## Aim of the task
Below are some records; repeat them all exactly, minus the pictures.

+-------+

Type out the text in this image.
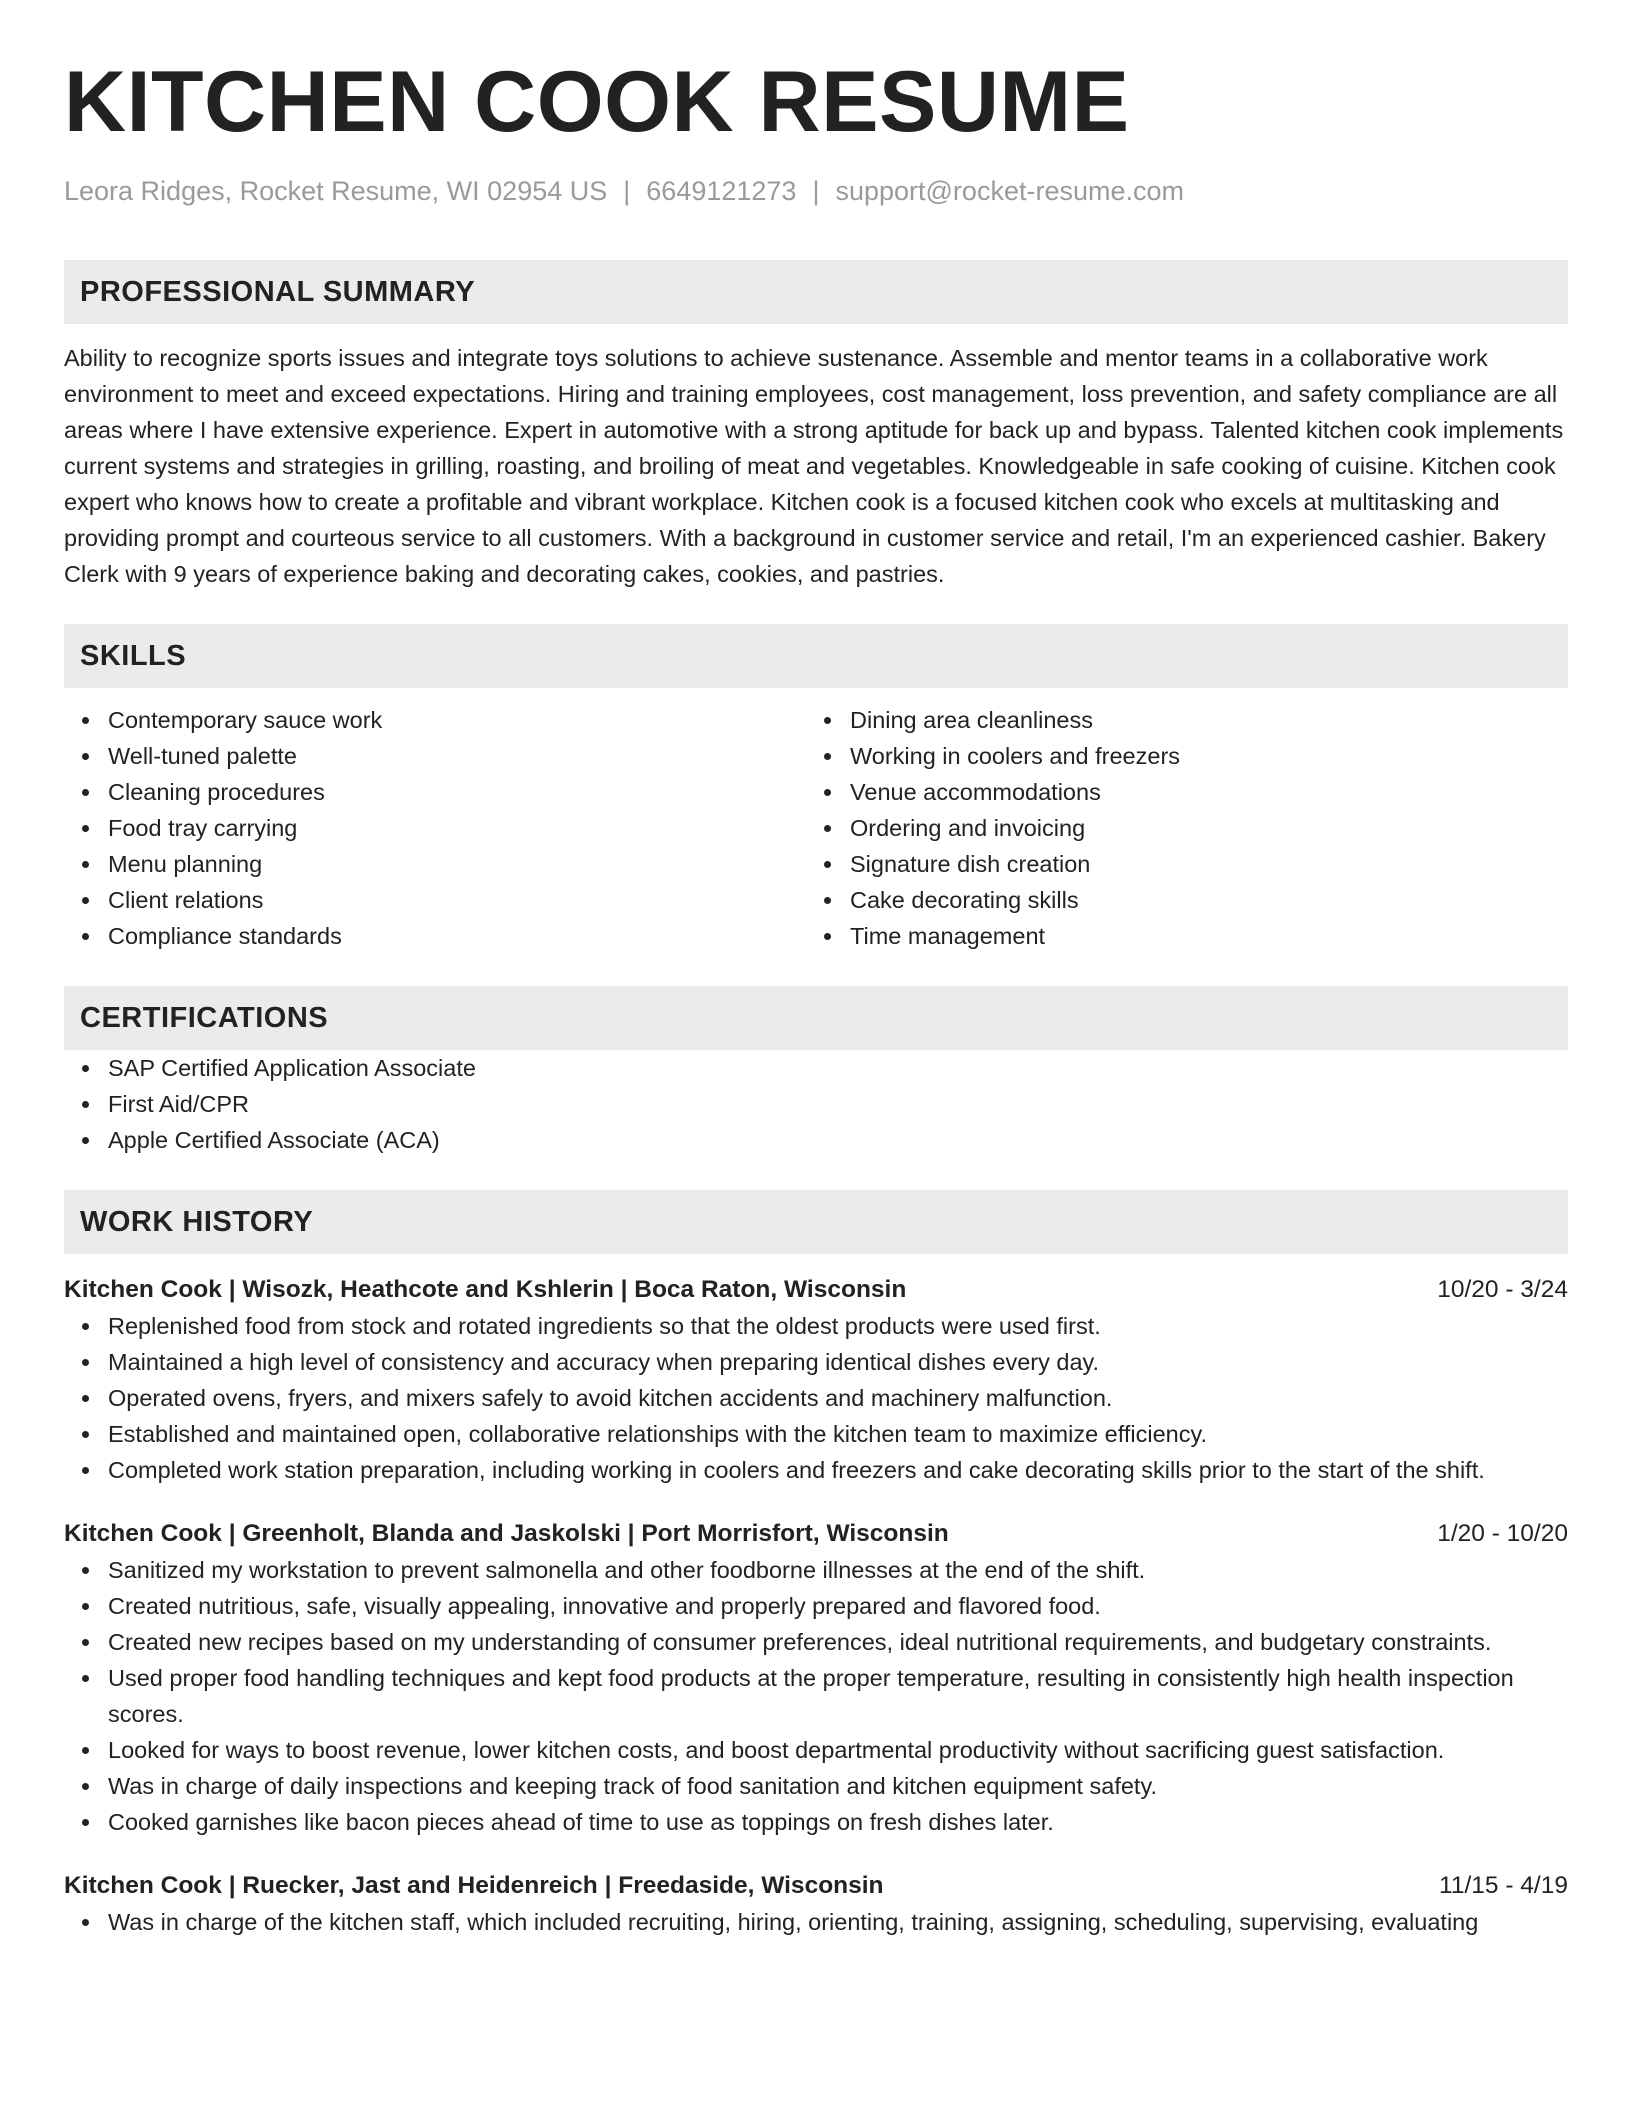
KITCHEN COOK RESUME
Leora Ridges, Rocket Resume, WI 02954 US | 6649121273 | support@rocket-resume.com
PROFESSIONAL SUMMARY

Ability to recognize sports issues and integrate toys solutions to achieve sustenance. Assemble and mentor teams in a collaborative work environment to meet and exceed expectations. Hiring and training employees, cost management, loss prevention, and safety compliance are all areas where I have extensive experience. Expert in automotive with a strong aptitude for back up and bypass. Talented kitchen cook implements current systems and strategies in grilling, roasting, and broiling of meat and vegetables. Knowledgeable in safe cooking of cuisine. Kitchen cook expert who knows how to create a profitable and vibrant workplace. Kitchen cook is a focused kitchen cook who excels at multitasking and providing prompt and courteous service to all customers. With a background in customer service and retail, I'm an experienced cashier. Bakery Clerk with 9 years of experience baking and decorating cakes, cookies, and pastries.

SKILLS
Contemporary sauce work
Well-tuned palette
Cleaning procedures
Food tray carrying
Menu planning
Client relations
Compliance standards
Dining area cleanliness
Working in coolers and freezers
Venue accommodations
Ordering and invoicing
Signature dish creation
Cake decorating skills
Time management
CERTIFICATIONS
SAP Certified Application Associate
First Aid/CPR
Apple Certified Associate (ACA)
WORK HISTORY
Kitchen Cook | Wisozk, Heathcote and Kshlerin | Boca Raton, Wisconsin	10/20 - 3/24
Replenished food from stock and rotated ingredients so that the oldest products were used first.
Maintained a high level of consistency and accuracy when preparing identical dishes every day.
Operated ovens, fryers, and mixers safely to avoid kitchen accidents and machinery malfunction.
Established and maintained open, collaborative relationships with the kitchen team to maximize efficiency.
Completed work station preparation, including working in coolers and freezers and cake decorating skills prior to the start of the shift.
Kitchen Cook | Greenholt, Blanda and Jaskolski | Port Morrisfort, Wisconsin	1/20 - 10/20
Sanitized my workstation to prevent salmonella and other foodborne illnesses at the end of the shift.
Created nutritious, safe, visually appealing, innovative and properly prepared and flavored food.
Created new recipes based on my understanding of consumer preferences, ideal nutritional requirements, and budgetary constraints.
Used proper food handling techniques and kept food products at the proper temperature, resulting in consistently high health inspection scores.
Looked for ways to boost revenue, lower kitchen costs, and boost departmental productivity without sacrificing guest satisfaction.
Was in charge of daily inspections and keeping track of food sanitation and kitchen equipment safety.
Cooked garnishes like bacon pieces ahead of time to use as toppings on fresh dishes later.
Kitchen Cook | Ruecker, Jast and Heidenreich | Freedaside, Wisconsin	11/15 - 4/19
Was in charge of the kitchen staff, which included recruiting, hiring, orienting, training, assigning, scheduling, supervising, evaluating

+-------+

## Response to this task
Type out the text in this image.
KITCHEN COOK RESUME
Leora Ridges, Rocket Resume, WI 02954 US | 6649121273 | support@rocket-resume.com
PROFESSIONAL SUMMARY

Ability to recognize sports issues and integrate toys solutions to achieve sustenance. Assemble and mentor teams in a collaborative work environment to meet and exceed expectations. Hiring and training employees, cost management, loss prevention, and safety compliance are all areas where I have extensive experience. Expert in automotive with a strong aptitude for back up and bypass. Talented kitchen cook implements current systems and strategies in grilling, roasting, and broiling of meat and vegetables. Knowledgeable in safe cooking of cuisine. Kitchen cook expert who knows how to create a profitable and vibrant workplace. Kitchen cook is a focused kitchen cook who excels at multitasking and providing prompt and courteous service to all customers. With a background in customer service and retail, I'm an experienced cashier. Bakery Clerk with 9 years of experience baking and decorating cakes, cookies, and pastries.

SKILLS
Contemporary sauce work
Well-tuned palette
Cleaning procedures
Food tray carrying
Menu planning
Client relations
Compliance standards
Dining area cleanliness
Working in coolers and freezers
Venue accommodations
Ordering and invoicing
Signature dish creation
Cake decorating skills
Time management
CERTIFICATIONS
SAP Certified Application Associate
First Aid/CPR
Apple Certified Associate (ACA)
WORK HISTORY
Kitchen Cook | Wisozk, Heathcote and Kshlerin | Boca Raton, Wisconsin	10/20 - 3/24
Replenished food from stock and rotated ingredients so that the oldest products were used first.
Maintained a high level of consistency and accuracy when preparing identical dishes every day.
Operated ovens, fryers, and mixers safely to avoid kitchen accidents and machinery malfunction.
Established and maintained open, collaborative relationships with the kitchen team to maximize efficiency.
Completed work station preparation, including working in coolers and freezers and cake decorating skills prior to the start of the shift.
Kitchen Cook | Greenholt, Blanda and Jaskolski | Port Morrisfort, Wisconsin	1/20 - 10/20
Sanitized my workstation to prevent salmonella and other foodborne illnesses at the end of the shift.
Created nutritious, safe, visually appealing, innovative and properly prepared and flavored food.
Created new recipes based on my understanding of consumer preferences, ideal nutritional requirements, and budgetary constraints.
Used proper food handling techniques and kept food products at the proper temperature, resulting in consistently high health inspection scores.
Looked for ways to boost revenue, lower kitchen costs, and boost departmental productivity without sacrificing guest satisfaction.
Was in charge of daily inspections and keeping track of food sanitation and kitchen equipment safety.
Cooked garnishes like bacon pieces ahead of time to use as toppings on fresh dishes later.
Kitchen Cook | Ruecker, Jast and Heidenreich | Freedaside, Wisconsin	11/15 - 4/19
Was in charge of the kitchen staff, which included recruiting, hiring, orienting, training, assigning, scheduling, supervising, evaluating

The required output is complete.